» **INSTRUCTION**: Filter the lines below, copying only those with the string "JSON".

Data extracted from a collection
+---+

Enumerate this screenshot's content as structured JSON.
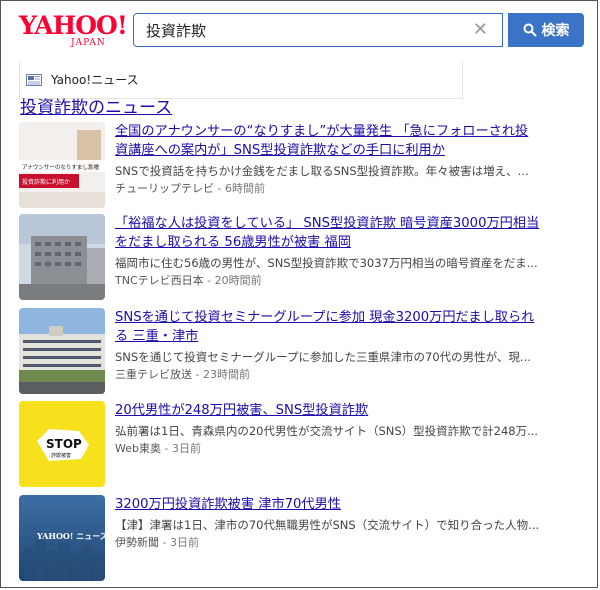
{
  "logo": {
    "main": "YAHOO!",
    "sub": "JAPAN"
  },
  "search": {
    "query": "投資詐欺",
    "button_label": "検索"
  },
  "source_tab": {
    "label": "Yahoo!ニュース"
  },
  "section_title": "投資詐欺のニュース",
  "articles": [
    {
      "headline_lines": [
        "全国のアナウンサーの“なりすまし”が大量発生 「急にフォローされ投",
        "資講座への案内が」SNS型投資詐欺などの手口に利用か"
      ],
      "snippet": "SNSで投資話を持ちかけ金銭をだまし取るSNS型投資詐欺。年々被害は増え、...",
      "source": "チューリップテレビ",
      "time": "6時間前",
      "thumb_text": [
        "アナウンサーのなりすまし急増",
        "投資詐欺に利用か"
      ]
    },
    {
      "headline_lines": [
        "「裕福な人は投資をしている」 SNS型投資詐欺 暗号資産3000万円相当",
        "をだまし取られる 56歳男性が被害 福岡"
      ],
      "snippet": "福岡市に住む56歳の男性が、SNS型投資詐欺で3037万円相当の暗号資産をだま...",
      "source": "TNCテレビ西日本",
      "time": "20時間前",
      "thumb_text": []
    },
    {
      "headline_lines": [
        "SNSを通じて投資セミナーグループに参加 現金3200万円だまし取られ",
        "る 三重・津市"
      ],
      "snippet": "SNSを通じて投資セミナーグループに参加した三重県津市の70代の男性が、現...",
      "source": "三重テレビ放送",
      "time": "23時間前",
      "thumb_text": []
    },
    {
      "headline_lines": [
        "20代男性が248万円被害、SNS型投資詐欺"
      ],
      "snippet": "弘前署は1日、青森県内の20代男性が交流サイト（SNS）型投資詐欺で計248万...",
      "source": "Web東奥",
      "time": "3日前",
      "thumb_text": [
        "STOP",
        "詐欺被害"
      ]
    },
    {
      "headline_lines": [
        "3200万円投資詐欺被害 津市70代男性"
      ],
      "snippet": "【津】津署は1日、津市の70代無職男性がSNS（交流サイト）で知り合った人物...",
      "source": "伊勢新聞",
      "time": "3日前",
      "thumb_text": [
        "YAHOO! ニュース"
      ]
    }
  ],
  "meta_separator": " - ",
  "colors": {
    "link": "#1a0dab",
    "brand_red": "#ff0033",
    "search_button": "#3b73c6"
  }
}
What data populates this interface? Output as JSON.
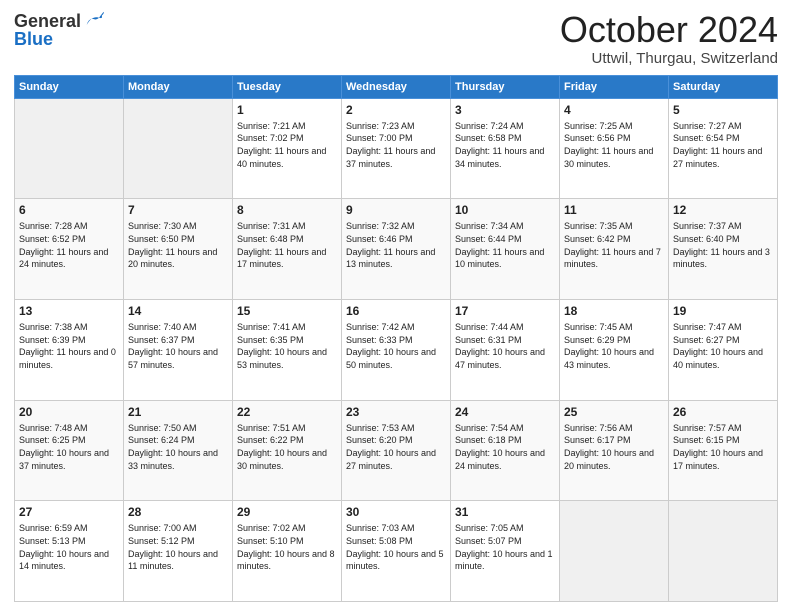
{
  "header": {
    "logo_general": "General",
    "logo_blue": "Blue",
    "month_title": "October 2024",
    "location": "Uttwil, Thurgau, Switzerland"
  },
  "weekdays": [
    "Sunday",
    "Monday",
    "Tuesday",
    "Wednesday",
    "Thursday",
    "Friday",
    "Saturday"
  ],
  "rows": [
    [
      {
        "day": "",
        "info": ""
      },
      {
        "day": "",
        "info": ""
      },
      {
        "day": "1",
        "info": "Sunrise: 7:21 AM\nSunset: 7:02 PM\nDaylight: 11 hours and 40 minutes."
      },
      {
        "day": "2",
        "info": "Sunrise: 7:23 AM\nSunset: 7:00 PM\nDaylight: 11 hours and 37 minutes."
      },
      {
        "day": "3",
        "info": "Sunrise: 7:24 AM\nSunset: 6:58 PM\nDaylight: 11 hours and 34 minutes."
      },
      {
        "day": "4",
        "info": "Sunrise: 7:25 AM\nSunset: 6:56 PM\nDaylight: 11 hours and 30 minutes."
      },
      {
        "day": "5",
        "info": "Sunrise: 7:27 AM\nSunset: 6:54 PM\nDaylight: 11 hours and 27 minutes."
      }
    ],
    [
      {
        "day": "6",
        "info": "Sunrise: 7:28 AM\nSunset: 6:52 PM\nDaylight: 11 hours and 24 minutes."
      },
      {
        "day": "7",
        "info": "Sunrise: 7:30 AM\nSunset: 6:50 PM\nDaylight: 11 hours and 20 minutes."
      },
      {
        "day": "8",
        "info": "Sunrise: 7:31 AM\nSunset: 6:48 PM\nDaylight: 11 hours and 17 minutes."
      },
      {
        "day": "9",
        "info": "Sunrise: 7:32 AM\nSunset: 6:46 PM\nDaylight: 11 hours and 13 minutes."
      },
      {
        "day": "10",
        "info": "Sunrise: 7:34 AM\nSunset: 6:44 PM\nDaylight: 11 hours and 10 minutes."
      },
      {
        "day": "11",
        "info": "Sunrise: 7:35 AM\nSunset: 6:42 PM\nDaylight: 11 hours and 7 minutes."
      },
      {
        "day": "12",
        "info": "Sunrise: 7:37 AM\nSunset: 6:40 PM\nDaylight: 11 hours and 3 minutes."
      }
    ],
    [
      {
        "day": "13",
        "info": "Sunrise: 7:38 AM\nSunset: 6:39 PM\nDaylight: 11 hours and 0 minutes."
      },
      {
        "day": "14",
        "info": "Sunrise: 7:40 AM\nSunset: 6:37 PM\nDaylight: 10 hours and 57 minutes."
      },
      {
        "day": "15",
        "info": "Sunrise: 7:41 AM\nSunset: 6:35 PM\nDaylight: 10 hours and 53 minutes."
      },
      {
        "day": "16",
        "info": "Sunrise: 7:42 AM\nSunset: 6:33 PM\nDaylight: 10 hours and 50 minutes."
      },
      {
        "day": "17",
        "info": "Sunrise: 7:44 AM\nSunset: 6:31 PM\nDaylight: 10 hours and 47 minutes."
      },
      {
        "day": "18",
        "info": "Sunrise: 7:45 AM\nSunset: 6:29 PM\nDaylight: 10 hours and 43 minutes."
      },
      {
        "day": "19",
        "info": "Sunrise: 7:47 AM\nSunset: 6:27 PM\nDaylight: 10 hours and 40 minutes."
      }
    ],
    [
      {
        "day": "20",
        "info": "Sunrise: 7:48 AM\nSunset: 6:25 PM\nDaylight: 10 hours and 37 minutes."
      },
      {
        "day": "21",
        "info": "Sunrise: 7:50 AM\nSunset: 6:24 PM\nDaylight: 10 hours and 33 minutes."
      },
      {
        "day": "22",
        "info": "Sunrise: 7:51 AM\nSunset: 6:22 PM\nDaylight: 10 hours and 30 minutes."
      },
      {
        "day": "23",
        "info": "Sunrise: 7:53 AM\nSunset: 6:20 PM\nDaylight: 10 hours and 27 minutes."
      },
      {
        "day": "24",
        "info": "Sunrise: 7:54 AM\nSunset: 6:18 PM\nDaylight: 10 hours and 24 minutes."
      },
      {
        "day": "25",
        "info": "Sunrise: 7:56 AM\nSunset: 6:17 PM\nDaylight: 10 hours and 20 minutes."
      },
      {
        "day": "26",
        "info": "Sunrise: 7:57 AM\nSunset: 6:15 PM\nDaylight: 10 hours and 17 minutes."
      }
    ],
    [
      {
        "day": "27",
        "info": "Sunrise: 6:59 AM\nSunset: 5:13 PM\nDaylight: 10 hours and 14 minutes."
      },
      {
        "day": "28",
        "info": "Sunrise: 7:00 AM\nSunset: 5:12 PM\nDaylight: 10 hours and 11 minutes."
      },
      {
        "day": "29",
        "info": "Sunrise: 7:02 AM\nSunset: 5:10 PM\nDaylight: 10 hours and 8 minutes."
      },
      {
        "day": "30",
        "info": "Sunrise: 7:03 AM\nSunset: 5:08 PM\nDaylight: 10 hours and 5 minutes."
      },
      {
        "day": "31",
        "info": "Sunrise: 7:05 AM\nSunset: 5:07 PM\nDaylight: 10 hours and 1 minute."
      },
      {
        "day": "",
        "info": ""
      },
      {
        "day": "",
        "info": ""
      }
    ]
  ]
}
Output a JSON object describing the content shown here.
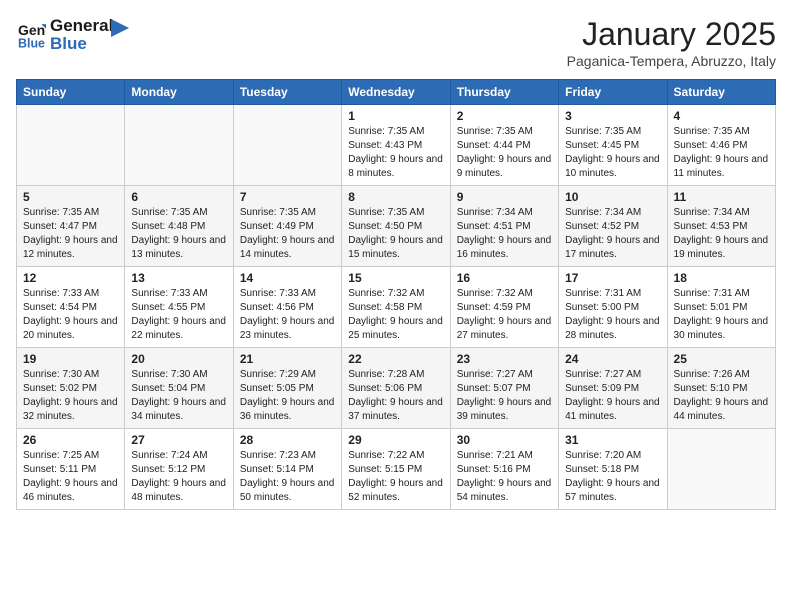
{
  "logo": {
    "line1": "General",
    "line2": "Blue"
  },
  "title": "January 2025",
  "subtitle": "Paganica-Tempera, Abruzzo, Italy",
  "weekdays": [
    "Sunday",
    "Monday",
    "Tuesday",
    "Wednesday",
    "Thursday",
    "Friday",
    "Saturday"
  ],
  "weeks": [
    [
      {
        "day": "",
        "sunrise": "",
        "sunset": "",
        "daylight": ""
      },
      {
        "day": "",
        "sunrise": "",
        "sunset": "",
        "daylight": ""
      },
      {
        "day": "",
        "sunrise": "",
        "sunset": "",
        "daylight": ""
      },
      {
        "day": "1",
        "sunrise": "Sunrise: 7:35 AM",
        "sunset": "Sunset: 4:43 PM",
        "daylight": "Daylight: 9 hours and 8 minutes."
      },
      {
        "day": "2",
        "sunrise": "Sunrise: 7:35 AM",
        "sunset": "Sunset: 4:44 PM",
        "daylight": "Daylight: 9 hours and 9 minutes."
      },
      {
        "day": "3",
        "sunrise": "Sunrise: 7:35 AM",
        "sunset": "Sunset: 4:45 PM",
        "daylight": "Daylight: 9 hours and 10 minutes."
      },
      {
        "day": "4",
        "sunrise": "Sunrise: 7:35 AM",
        "sunset": "Sunset: 4:46 PM",
        "daylight": "Daylight: 9 hours and 11 minutes."
      }
    ],
    [
      {
        "day": "5",
        "sunrise": "Sunrise: 7:35 AM",
        "sunset": "Sunset: 4:47 PM",
        "daylight": "Daylight: 9 hours and 12 minutes."
      },
      {
        "day": "6",
        "sunrise": "Sunrise: 7:35 AM",
        "sunset": "Sunset: 4:48 PM",
        "daylight": "Daylight: 9 hours and 13 minutes."
      },
      {
        "day": "7",
        "sunrise": "Sunrise: 7:35 AM",
        "sunset": "Sunset: 4:49 PM",
        "daylight": "Daylight: 9 hours and 14 minutes."
      },
      {
        "day": "8",
        "sunrise": "Sunrise: 7:35 AM",
        "sunset": "Sunset: 4:50 PM",
        "daylight": "Daylight: 9 hours and 15 minutes."
      },
      {
        "day": "9",
        "sunrise": "Sunrise: 7:34 AM",
        "sunset": "Sunset: 4:51 PM",
        "daylight": "Daylight: 9 hours and 16 minutes."
      },
      {
        "day": "10",
        "sunrise": "Sunrise: 7:34 AM",
        "sunset": "Sunset: 4:52 PM",
        "daylight": "Daylight: 9 hours and 17 minutes."
      },
      {
        "day": "11",
        "sunrise": "Sunrise: 7:34 AM",
        "sunset": "Sunset: 4:53 PM",
        "daylight": "Daylight: 9 hours and 19 minutes."
      }
    ],
    [
      {
        "day": "12",
        "sunrise": "Sunrise: 7:33 AM",
        "sunset": "Sunset: 4:54 PM",
        "daylight": "Daylight: 9 hours and 20 minutes."
      },
      {
        "day": "13",
        "sunrise": "Sunrise: 7:33 AM",
        "sunset": "Sunset: 4:55 PM",
        "daylight": "Daylight: 9 hours and 22 minutes."
      },
      {
        "day": "14",
        "sunrise": "Sunrise: 7:33 AM",
        "sunset": "Sunset: 4:56 PM",
        "daylight": "Daylight: 9 hours and 23 minutes."
      },
      {
        "day": "15",
        "sunrise": "Sunrise: 7:32 AM",
        "sunset": "Sunset: 4:58 PM",
        "daylight": "Daylight: 9 hours and 25 minutes."
      },
      {
        "day": "16",
        "sunrise": "Sunrise: 7:32 AM",
        "sunset": "Sunset: 4:59 PM",
        "daylight": "Daylight: 9 hours and 27 minutes."
      },
      {
        "day": "17",
        "sunrise": "Sunrise: 7:31 AM",
        "sunset": "Sunset: 5:00 PM",
        "daylight": "Daylight: 9 hours and 28 minutes."
      },
      {
        "day": "18",
        "sunrise": "Sunrise: 7:31 AM",
        "sunset": "Sunset: 5:01 PM",
        "daylight": "Daylight: 9 hours and 30 minutes."
      }
    ],
    [
      {
        "day": "19",
        "sunrise": "Sunrise: 7:30 AM",
        "sunset": "Sunset: 5:02 PM",
        "daylight": "Daylight: 9 hours and 32 minutes."
      },
      {
        "day": "20",
        "sunrise": "Sunrise: 7:30 AM",
        "sunset": "Sunset: 5:04 PM",
        "daylight": "Daylight: 9 hours and 34 minutes."
      },
      {
        "day": "21",
        "sunrise": "Sunrise: 7:29 AM",
        "sunset": "Sunset: 5:05 PM",
        "daylight": "Daylight: 9 hours and 36 minutes."
      },
      {
        "day": "22",
        "sunrise": "Sunrise: 7:28 AM",
        "sunset": "Sunset: 5:06 PM",
        "daylight": "Daylight: 9 hours and 37 minutes."
      },
      {
        "day": "23",
        "sunrise": "Sunrise: 7:27 AM",
        "sunset": "Sunset: 5:07 PM",
        "daylight": "Daylight: 9 hours and 39 minutes."
      },
      {
        "day": "24",
        "sunrise": "Sunrise: 7:27 AM",
        "sunset": "Sunset: 5:09 PM",
        "daylight": "Daylight: 9 hours and 41 minutes."
      },
      {
        "day": "25",
        "sunrise": "Sunrise: 7:26 AM",
        "sunset": "Sunset: 5:10 PM",
        "daylight": "Daylight: 9 hours and 44 minutes."
      }
    ],
    [
      {
        "day": "26",
        "sunrise": "Sunrise: 7:25 AM",
        "sunset": "Sunset: 5:11 PM",
        "daylight": "Daylight: 9 hours and 46 minutes."
      },
      {
        "day": "27",
        "sunrise": "Sunrise: 7:24 AM",
        "sunset": "Sunset: 5:12 PM",
        "daylight": "Daylight: 9 hours and 48 minutes."
      },
      {
        "day": "28",
        "sunrise": "Sunrise: 7:23 AM",
        "sunset": "Sunset: 5:14 PM",
        "daylight": "Daylight: 9 hours and 50 minutes."
      },
      {
        "day": "29",
        "sunrise": "Sunrise: 7:22 AM",
        "sunset": "Sunset: 5:15 PM",
        "daylight": "Daylight: 9 hours and 52 minutes."
      },
      {
        "day": "30",
        "sunrise": "Sunrise: 7:21 AM",
        "sunset": "Sunset: 5:16 PM",
        "daylight": "Daylight: 9 hours and 54 minutes."
      },
      {
        "day": "31",
        "sunrise": "Sunrise: 7:20 AM",
        "sunset": "Sunset: 5:18 PM",
        "daylight": "Daylight: 9 hours and 57 minutes."
      },
      {
        "day": "",
        "sunrise": "",
        "sunset": "",
        "daylight": ""
      }
    ]
  ]
}
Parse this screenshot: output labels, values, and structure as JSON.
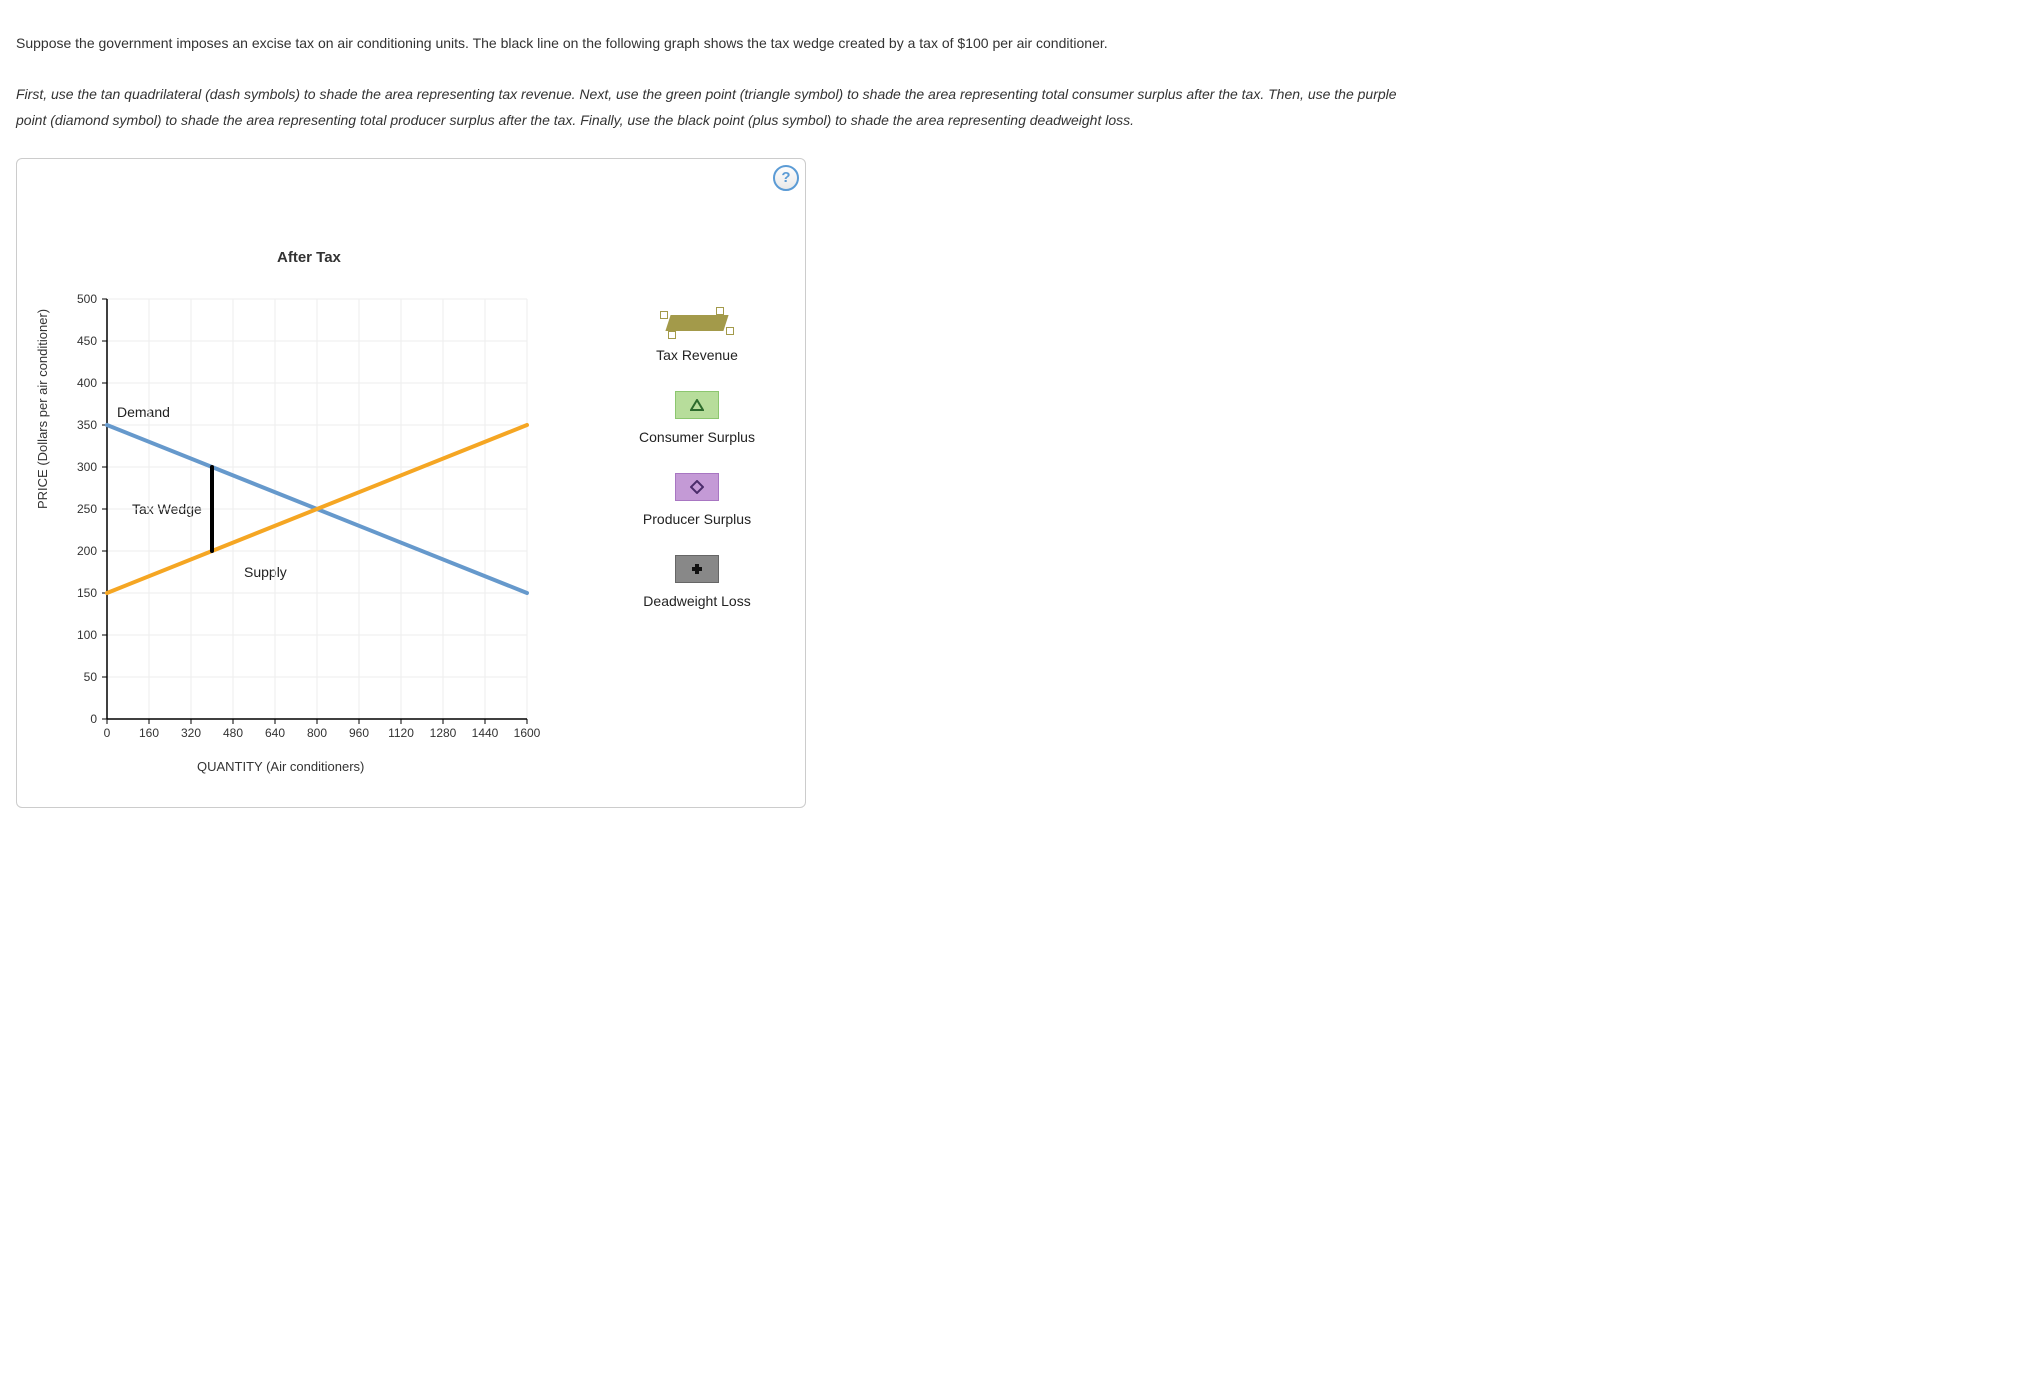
{
  "paragraph1_a": "Suppose the government imposes an excise tax on air conditioning units. The black line on the following graph shows the tax wedge created by a tax of $100 per air conditioner.",
  "paragraph2_a": "First, use the tan quadrilateral (dash symbols) to shade the area representing tax revenue. Next, use the green point (triangle symbol) to shade the area representing total consumer surplus after the tax. Then, use the purple point (diamond symbol) to shade the area representing total producer surplus after the tax. Finally, use the black point (plus symbol) to shade the area representing deadweight loss.",
  "help_symbol": "?",
  "chart_title": "After Tax",
  "y_axis_label": "PRICE (Dollars per air conditioner)",
  "x_axis_label": "QUANTITY (Air conditioners)",
  "demand_label": "Demand",
  "supply_label": "Supply",
  "wedge_label": "Tax Wedge",
  "legend": {
    "tax_revenue": "Tax Revenue",
    "consumer_surplus": "Consumer Surplus",
    "producer_surplus": "Producer Surplus",
    "deadweight_loss": "Deadweight Loss"
  },
  "chart_data": {
    "type": "line",
    "title": "After Tax",
    "xlabel": "QUANTITY (Air conditioners)",
    "ylabel": "PRICE (Dollars per air conditioner)",
    "xlim": [
      0,
      1600
    ],
    "ylim": [
      0,
      500
    ],
    "x_ticks": [
      0,
      160,
      320,
      480,
      640,
      800,
      960,
      1120,
      1280,
      1440,
      1600
    ],
    "y_ticks": [
      0,
      50,
      100,
      150,
      200,
      250,
      300,
      350,
      400,
      450,
      500
    ],
    "series": [
      {
        "name": "Demand",
        "color": "#6699cc",
        "points": [
          [
            0,
            350
          ],
          [
            1600,
            150
          ]
        ]
      },
      {
        "name": "Supply",
        "color": "#f5a623",
        "points": [
          [
            0,
            150
          ],
          [
            1600,
            350
          ]
        ]
      },
      {
        "name": "Tax Wedge",
        "color": "#000000",
        "points": [
          [
            400,
            300
          ],
          [
            400,
            200
          ]
        ]
      }
    ],
    "annotations": [
      {
        "text": "Demand",
        "x": 80,
        "y": 360
      },
      {
        "text": "Supply",
        "x": 520,
        "y": 210
      },
      {
        "text": "Tax Wedge",
        "x": 200,
        "y": 255
      }
    ]
  }
}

+---+

» **ANSWER TO THIS PROBLEM**:
Enumerate this screenshot's content as structured JSON.
What data populates this interface? Output as JSON.
Output a JSON object describing the content shown here.
Parse this screenshot: output labels, values, and structure as JSON.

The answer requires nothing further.